> Your task
Continue the mailing-list thread on glmer and nAGQ from where it stops.

[R-sig-ME] Fw: glmer and nAGQ

Ben Bolker bbo|ker @end|ng |rom gm@||@com
Thu Jun 24 16:56:13 CEST 2021


  It's hard to make many more conclusions without digging into the 
particular data set.

   It might be worth comparing results from other packages, although 
GLMMadaptive is the only other package that I'm aware of that 
robustly/flexibly provides adaptive Gauss-Hermite quadrature.

   I also note lots of 'singular fit' messages below; that doesn't mean 
the fits are wrong, but does mean that you might need to consider 
whether you have enough signal to estimate the random effect variance ...

On 6/23/21 10:39 PM, Peter R Law wrote:
> Thanks again for your feedback. Much appreciated. With the canonical link in the Gamma model, once a neg infinity result is returned for the logLik (n=4 for my simulation data), increasing the value of nAGQ doesn't change that result and the warning message about the estimated variance-covariance matrix not being positive definite is constant also.
> 
> If I use the log link, there is a large increase (-678.1 to -5.6) in the LogLik in going from the default value of n=1 to n=2, but it then doesn't change for larger n values and the model results are stable.
> 
> So I assume then that the Gamma model with the canonical link cannot be fit to this data while with the log link one does get a robust result?
> 
> There was no detectable delay in the time to run the model with nAGQ = 25 versus the default value. Is that suspicious?
> 
> Peter
> 
> 
> 
> Sent with ProtonMail Secure Email.

> Dataset entries
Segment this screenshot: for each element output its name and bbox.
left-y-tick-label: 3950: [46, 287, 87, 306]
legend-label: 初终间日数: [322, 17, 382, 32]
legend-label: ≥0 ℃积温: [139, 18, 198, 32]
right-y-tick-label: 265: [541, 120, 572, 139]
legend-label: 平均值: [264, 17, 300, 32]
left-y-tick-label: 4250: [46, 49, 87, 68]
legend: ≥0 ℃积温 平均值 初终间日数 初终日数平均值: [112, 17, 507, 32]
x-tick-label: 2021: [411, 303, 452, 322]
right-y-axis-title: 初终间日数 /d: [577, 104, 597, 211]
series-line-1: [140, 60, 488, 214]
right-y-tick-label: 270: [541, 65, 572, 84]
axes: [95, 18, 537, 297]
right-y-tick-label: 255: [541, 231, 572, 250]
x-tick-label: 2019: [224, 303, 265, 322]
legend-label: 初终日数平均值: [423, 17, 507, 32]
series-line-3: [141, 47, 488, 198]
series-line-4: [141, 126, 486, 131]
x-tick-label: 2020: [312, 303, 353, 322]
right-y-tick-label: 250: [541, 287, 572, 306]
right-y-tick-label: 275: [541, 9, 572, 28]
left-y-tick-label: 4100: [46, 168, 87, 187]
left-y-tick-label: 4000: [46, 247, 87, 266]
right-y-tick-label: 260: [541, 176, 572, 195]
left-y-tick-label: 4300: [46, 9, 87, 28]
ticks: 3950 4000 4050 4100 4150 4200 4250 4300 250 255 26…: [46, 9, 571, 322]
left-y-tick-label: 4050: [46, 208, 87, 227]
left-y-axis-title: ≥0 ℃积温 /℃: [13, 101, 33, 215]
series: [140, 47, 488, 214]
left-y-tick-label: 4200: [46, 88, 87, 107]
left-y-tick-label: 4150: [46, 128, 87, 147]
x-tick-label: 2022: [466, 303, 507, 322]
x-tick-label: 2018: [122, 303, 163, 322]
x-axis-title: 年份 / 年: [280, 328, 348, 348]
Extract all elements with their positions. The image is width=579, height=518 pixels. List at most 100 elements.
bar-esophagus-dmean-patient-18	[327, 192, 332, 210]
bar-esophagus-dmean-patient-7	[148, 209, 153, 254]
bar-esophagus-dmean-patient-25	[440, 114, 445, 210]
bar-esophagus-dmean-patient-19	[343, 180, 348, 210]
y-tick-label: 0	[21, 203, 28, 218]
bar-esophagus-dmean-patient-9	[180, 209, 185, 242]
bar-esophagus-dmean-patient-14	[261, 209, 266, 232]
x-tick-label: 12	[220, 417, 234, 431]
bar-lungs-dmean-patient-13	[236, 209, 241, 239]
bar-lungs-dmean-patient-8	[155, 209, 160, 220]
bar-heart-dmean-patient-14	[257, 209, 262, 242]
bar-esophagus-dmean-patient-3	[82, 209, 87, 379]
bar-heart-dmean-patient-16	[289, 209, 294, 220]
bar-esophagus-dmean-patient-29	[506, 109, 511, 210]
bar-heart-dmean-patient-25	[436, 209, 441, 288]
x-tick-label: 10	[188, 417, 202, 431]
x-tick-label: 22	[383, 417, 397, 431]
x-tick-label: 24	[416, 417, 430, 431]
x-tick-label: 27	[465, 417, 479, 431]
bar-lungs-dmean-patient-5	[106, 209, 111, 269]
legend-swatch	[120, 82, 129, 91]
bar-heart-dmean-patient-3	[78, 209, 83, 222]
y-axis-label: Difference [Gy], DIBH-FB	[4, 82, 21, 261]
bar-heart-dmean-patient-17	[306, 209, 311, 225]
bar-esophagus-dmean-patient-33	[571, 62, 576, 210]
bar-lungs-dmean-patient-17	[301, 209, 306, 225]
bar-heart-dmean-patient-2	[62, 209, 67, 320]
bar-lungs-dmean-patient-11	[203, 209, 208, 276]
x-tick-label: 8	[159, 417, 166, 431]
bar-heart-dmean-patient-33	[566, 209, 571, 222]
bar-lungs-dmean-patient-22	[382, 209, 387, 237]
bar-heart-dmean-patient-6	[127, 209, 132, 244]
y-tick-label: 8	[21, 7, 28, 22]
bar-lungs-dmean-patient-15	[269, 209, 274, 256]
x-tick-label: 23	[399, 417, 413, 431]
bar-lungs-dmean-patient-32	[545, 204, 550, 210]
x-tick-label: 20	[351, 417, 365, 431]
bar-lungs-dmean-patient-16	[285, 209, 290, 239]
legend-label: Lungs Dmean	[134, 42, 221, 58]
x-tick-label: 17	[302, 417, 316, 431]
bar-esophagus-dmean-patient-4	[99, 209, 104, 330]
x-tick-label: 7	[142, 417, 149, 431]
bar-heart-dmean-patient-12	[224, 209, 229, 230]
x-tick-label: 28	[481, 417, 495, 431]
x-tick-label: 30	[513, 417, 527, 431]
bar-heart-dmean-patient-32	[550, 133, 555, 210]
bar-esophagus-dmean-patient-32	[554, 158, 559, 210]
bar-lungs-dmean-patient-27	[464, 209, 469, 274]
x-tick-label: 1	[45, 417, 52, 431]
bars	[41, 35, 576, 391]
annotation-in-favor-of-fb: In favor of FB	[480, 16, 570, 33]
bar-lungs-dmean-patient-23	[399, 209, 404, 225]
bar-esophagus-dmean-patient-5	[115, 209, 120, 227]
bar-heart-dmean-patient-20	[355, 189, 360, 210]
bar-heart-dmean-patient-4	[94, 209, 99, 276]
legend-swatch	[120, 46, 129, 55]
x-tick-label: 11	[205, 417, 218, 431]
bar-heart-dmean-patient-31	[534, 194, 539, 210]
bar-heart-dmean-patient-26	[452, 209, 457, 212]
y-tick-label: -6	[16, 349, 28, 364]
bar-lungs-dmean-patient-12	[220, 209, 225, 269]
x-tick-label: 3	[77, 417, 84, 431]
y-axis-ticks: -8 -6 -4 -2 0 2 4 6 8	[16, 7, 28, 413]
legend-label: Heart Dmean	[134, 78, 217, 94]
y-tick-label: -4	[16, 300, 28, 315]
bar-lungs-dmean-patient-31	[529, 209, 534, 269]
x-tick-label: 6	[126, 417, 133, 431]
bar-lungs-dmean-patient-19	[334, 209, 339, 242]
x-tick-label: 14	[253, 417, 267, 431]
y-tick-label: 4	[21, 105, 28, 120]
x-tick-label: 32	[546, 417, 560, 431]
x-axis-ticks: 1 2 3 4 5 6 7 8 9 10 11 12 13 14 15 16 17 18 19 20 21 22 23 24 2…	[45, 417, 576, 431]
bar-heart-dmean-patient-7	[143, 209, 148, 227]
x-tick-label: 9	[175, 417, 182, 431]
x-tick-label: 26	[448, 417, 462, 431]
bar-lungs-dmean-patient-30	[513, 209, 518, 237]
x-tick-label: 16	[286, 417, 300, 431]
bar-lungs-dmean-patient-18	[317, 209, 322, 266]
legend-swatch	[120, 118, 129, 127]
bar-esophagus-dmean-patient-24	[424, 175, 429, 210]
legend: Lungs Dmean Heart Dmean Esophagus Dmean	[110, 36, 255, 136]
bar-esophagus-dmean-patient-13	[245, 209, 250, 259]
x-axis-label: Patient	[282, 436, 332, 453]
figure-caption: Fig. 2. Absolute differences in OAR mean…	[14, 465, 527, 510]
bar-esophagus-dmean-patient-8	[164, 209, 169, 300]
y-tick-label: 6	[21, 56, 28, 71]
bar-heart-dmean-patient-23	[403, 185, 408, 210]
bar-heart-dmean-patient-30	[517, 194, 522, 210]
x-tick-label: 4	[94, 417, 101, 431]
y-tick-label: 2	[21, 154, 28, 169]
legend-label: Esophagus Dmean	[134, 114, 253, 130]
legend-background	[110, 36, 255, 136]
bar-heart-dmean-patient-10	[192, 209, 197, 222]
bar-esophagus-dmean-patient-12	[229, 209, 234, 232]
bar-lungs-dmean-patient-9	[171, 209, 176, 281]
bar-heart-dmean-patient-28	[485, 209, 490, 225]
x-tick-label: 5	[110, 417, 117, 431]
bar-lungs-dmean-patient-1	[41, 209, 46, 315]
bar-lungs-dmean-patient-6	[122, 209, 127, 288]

> Answer section
> 
> ‐‐‐‐‐‐‐ Original Message ‐‐‐‐‐‐‐
> 
> On Friday, June 18th, 2021 at 8:16 PM, Ben Bolker <bbolker using gmail.com> wrote:
> 
>> On 6/18/21 6:39 PM, Peter R Law wrote:
>>
>>> Thanks for your response. I'm sorry the formatting of the R output got messed up and hard to read when I forwarded the original message. I do understand that changing the value of nAGQ is changing the approximation of the likelihood, not changing the model itself. I wondered whether the change in likelihood from -643.8 (n=1) to -5.9 (n=2) to -inf (n=3) was a reason to suspect the model was badly behaved in that none of these approximations of the logLik should be trusted. The parameter estimates for the fixed effects don't change that much, basically just the logLik and consequently the AIC. I wanted to compare the glmer with a Gamma distribution to the lmer to see whether AIC favoured one over the other. My intent was to start with the glmer with default n=1, then increase n until model parameters seemed stable, then use that n value for the glmer model to obtain a logLik and then AIC to compare to the lmer version. But the dramatic differences in logLik in going from n=1 to n= 2 and the negative infinite value already for n=3 I thought might suggest that none of these logLiks should be trusted and the the Gamma model simply abandoned. Does that sound plausible in light of the warning messages? In particular, that the negative infinity answer is a failuer in the estimation procedure rather than an indication that that the Gamma model has zero likelihood?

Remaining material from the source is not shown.